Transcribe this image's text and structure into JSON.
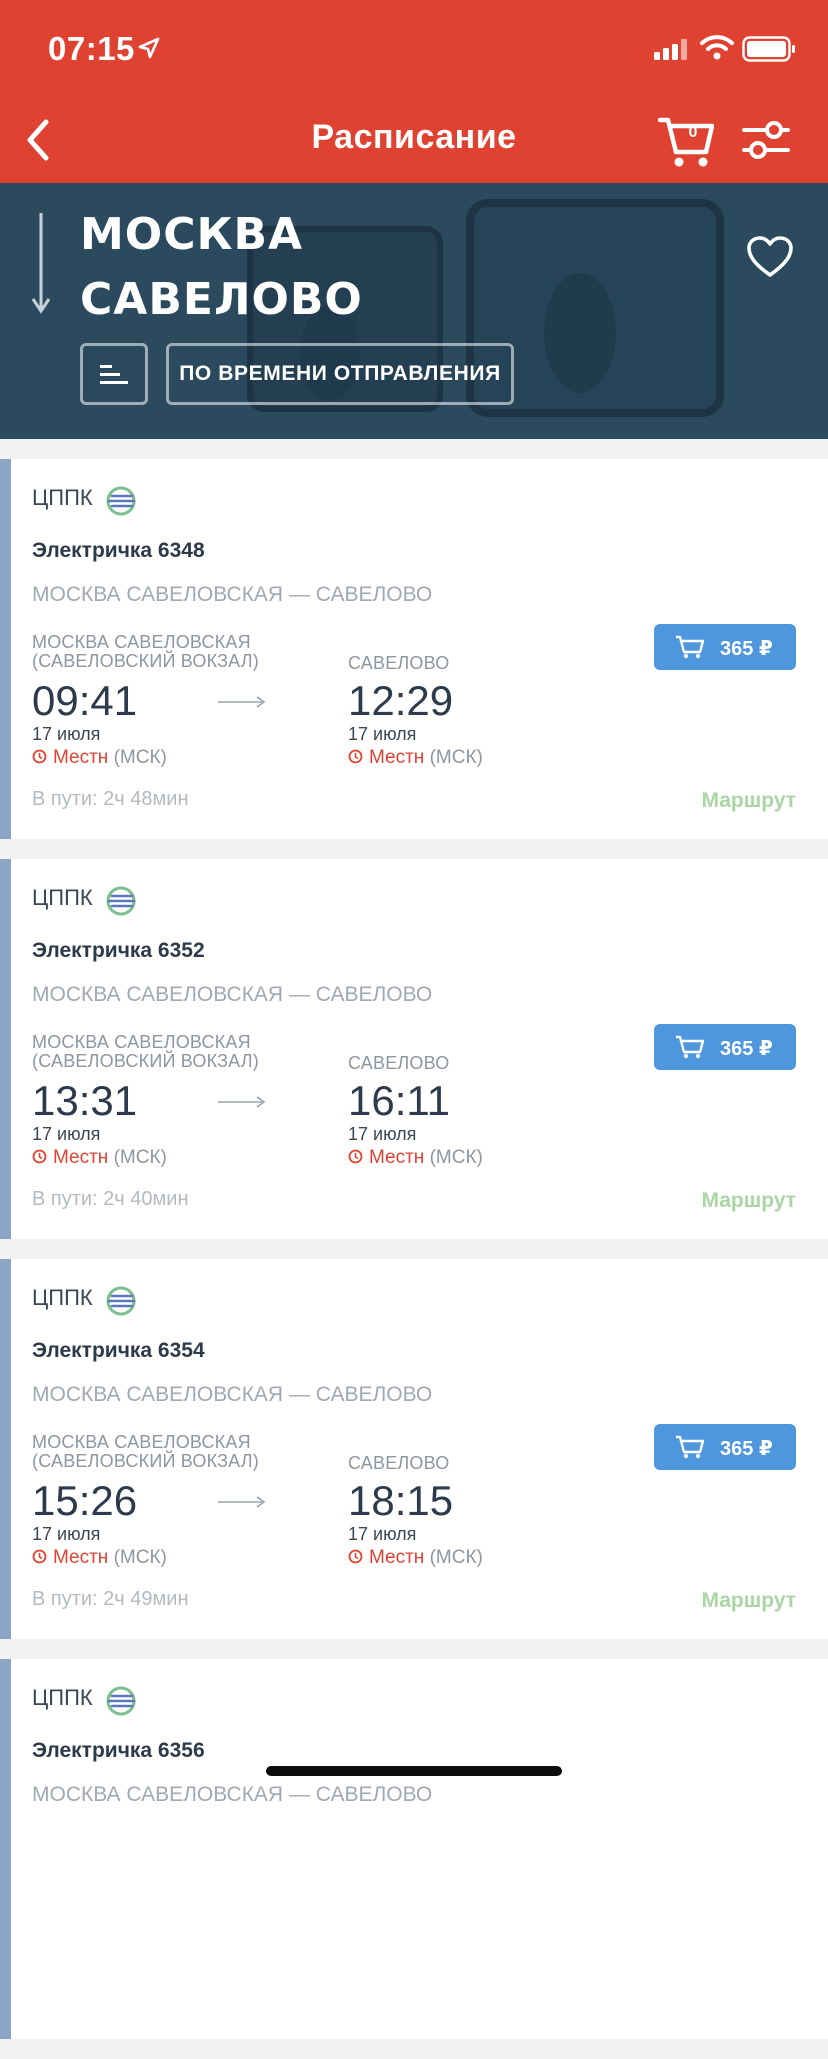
{
  "status_bar": {
    "time": "07:15"
  },
  "header": {
    "title": "Расписание",
    "cart_count": "0"
  },
  "route": {
    "from": "МОСКВА",
    "to": "САВЕЛОВО",
    "sort_label": "ПО ВРЕМЕНИ ОТПРАВЛЕНИЯ"
  },
  "colors": {
    "header_bg": "#e04232",
    "banner_bg": "#2b4a5f",
    "price_button": "#4f97dc",
    "route_link": "#a9d6a2",
    "card_stripe": "#8aa6c4"
  },
  "icons": [
    "back-arrow-icon",
    "cart-icon",
    "filter-sliders-icon",
    "heart-icon",
    "sort-lines-icon",
    "clock-icon",
    "carrier-logo-icon"
  ],
  "trains": [
    {
      "carrier": "ЦППК",
      "name": "Электричка 6348",
      "route": "МОСКВА САВЕЛОВСКАЯ — САВЕЛОВО",
      "dep_station_line1": "МОСКВА САВЕЛОВСКАЯ",
      "dep_station_line2": "(САВЕЛОВСКИЙ ВОКЗАЛ)",
      "dep_time": "09:41",
      "dep_date": "17 июля",
      "arr_station": "САВЕЛОВО",
      "arr_time": "12:29",
      "arr_date": "17 июля",
      "tz_local": "Местн",
      "tz_zone": "(МСК)",
      "duration": "В пути: 2ч 48мин",
      "price": "365 ₽",
      "route_link": "Маршрут"
    },
    {
      "carrier": "ЦППК",
      "name": "Электричка 6352",
      "route": "МОСКВА САВЕЛОВСКАЯ — САВЕЛОВО",
      "dep_station_line1": "МОСКВА САВЕЛОВСКАЯ",
      "dep_station_line2": "(САВЕЛОВСКИЙ ВОКЗАЛ)",
      "dep_time": "13:31",
      "dep_date": "17 июля",
      "arr_station": "САВЕЛОВО",
      "arr_time": "16:11",
      "arr_date": "17 июля",
      "tz_local": "Местн",
      "tz_zone": "(МСК)",
      "duration": "В пути: 2ч 40мин",
      "price": "365 ₽",
      "route_link": "Маршрут"
    },
    {
      "carrier": "ЦППК",
      "name": "Электричка 6354",
      "route": "МОСКВА САВЕЛОВСКАЯ — САВЕЛОВО",
      "dep_station_line1": "МОСКВА САВЕЛОВСКАЯ",
      "dep_station_line2": "(САВЕЛОВСКИЙ ВОКЗАЛ)",
      "dep_time": "15:26",
      "dep_date": "17 июля",
      "arr_station": "САВЕЛОВО",
      "arr_time": "18:15",
      "arr_date": "17 июля",
      "tz_local": "Местн",
      "tz_zone": "(МСК)",
      "duration": "В пути: 2ч 49мин",
      "price": "365 ₽",
      "route_link": "Маршрут"
    },
    {
      "carrier": "ЦППК",
      "name": "Электричка 6356",
      "route": "МОСКВА САВЕЛОВСКАЯ — САВЕЛОВО"
    }
  ]
}
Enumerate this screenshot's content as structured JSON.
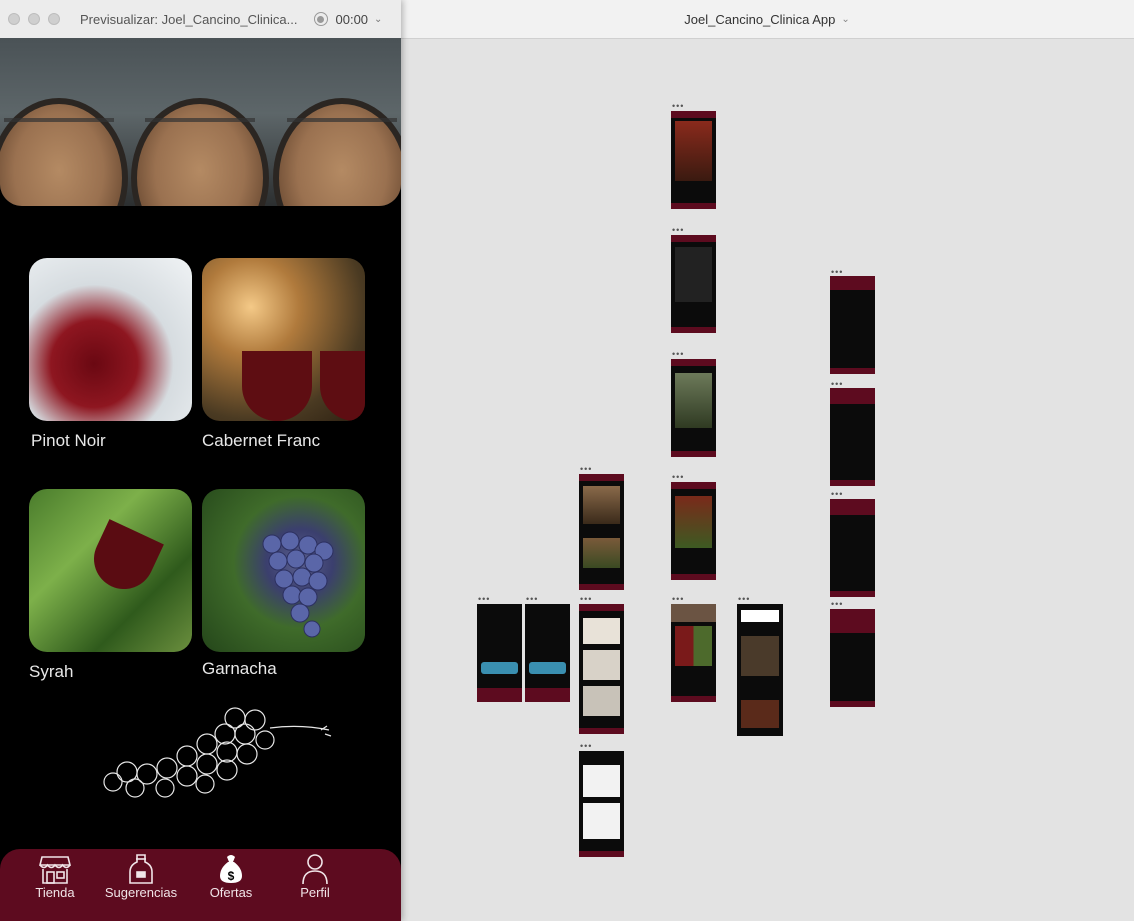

┄┄┄┄┄┄┄┄┄┄

What you return should match the records above word for word, minus the pictures.

## [Solution to the problem]
Transcribe this image's text and structure into JSON.
{
  "status_bar": {
    "time": "07:15"
  },
  "header": {
    "title": "Расписание",
    "cart_count": "0"
  },
  "route": {
    "from": "МОСКВА",
    "to": "САВЕЛОВО",
    "sort_label": "ПО ВРЕМЕНИ ОТПРАВЛЕНИЯ"
  },
  "colors": {
    "header_bg": "#e04232",
    "banner_bg": "#2b4a5f",
    "price_button": "#4f97dc",
    "route_link": "#a9d6a2",
    "card_stripe": "#8aa6c4"
  },
  "icons": [
    "back-arrow-icon",
    "cart-icon",
    "filter-sliders-icon",
    "heart-icon",
    "sort-lines-icon",
    "clock-icon",
    "carrier-logo-icon"
  ],
  "trains": [
    {
      "carrier": "ЦППК",
      "name": "Электричка 6348",
      "route": "МОСКВА САВЕЛОВСКАЯ — САВЕЛОВО",
      "dep_station_line1": "МОСКВА САВЕЛОВСКАЯ",
      "dep_station_line2": "(САВЕЛОВСКИЙ ВОКЗАЛ)",
      "dep_time": "09:41",
      "dep_date": "17 июля",
      "arr_station": "САВЕЛОВО",
      "arr_time": "12:29",
      "arr_date": "17 июля",
      "tz_local": "Местн",
      "tz_zone": "(МСК)",
      "duration": "В пути: 2ч 48мин",
      "price": "365 ₽",
      "route_link": "Маршрут"
    },
    {
      "carrier": "ЦППК",
      "name": "Электричка 6352",
      "route": "МОСКВА САВЕЛОВСКАЯ — САВЕЛОВО",
      "dep_station_line1": "МОСКВА САВЕЛОВСКАЯ",
      "dep_station_line2": "(САВЕЛОВСКИЙ ВОКЗАЛ)",
      "dep_time": "13:31",
      "dep_date": "17 июля",
      "arr_station": "САВЕЛОВО",
      "arr_time": "16:11",
      "arr_date": "17 июля",
      "tz_local": "Местн",
      "tz_zone": "(МСК)",
      "duration": "В пути: 2ч 40мин",
      "price": "365 ₽",
      "route_link": "Маршрут"
    },
    {
      "carrier": "ЦППК",
      "name": "Электричка 6354",
      "route": "МОСКВА САВЕЛОВСКАЯ — САВЕЛОВО",
      "dep_station_line1": "МОСКВА САВЕЛОВСКАЯ",
      "dep_station_line2": "(САВЕЛОВСКИЙ ВОКЗАЛ)",
      "dep_time": "15:26",
      "dep_date": "17 июля",
      "arr_station": "САВЕЛОВО",
      "arr_time": "18:15",
      "arr_date": "17 июля",
      "tz_local": "Местн",
      "tz_zone": "(МСК)",
      "duration": "В пути: 2ч 49мин",
      "price": "365 ₽",
      "route_link": "Маршрут"
    },
    {
      "carrier": "ЦППК",
      "name": "Электричка 6356",
      "route": "МОСКВА САВЕЛОВСКАЯ — САВЕЛОВО"
    }
  ]
}
Enumerate this screenshot's content as structured JSON.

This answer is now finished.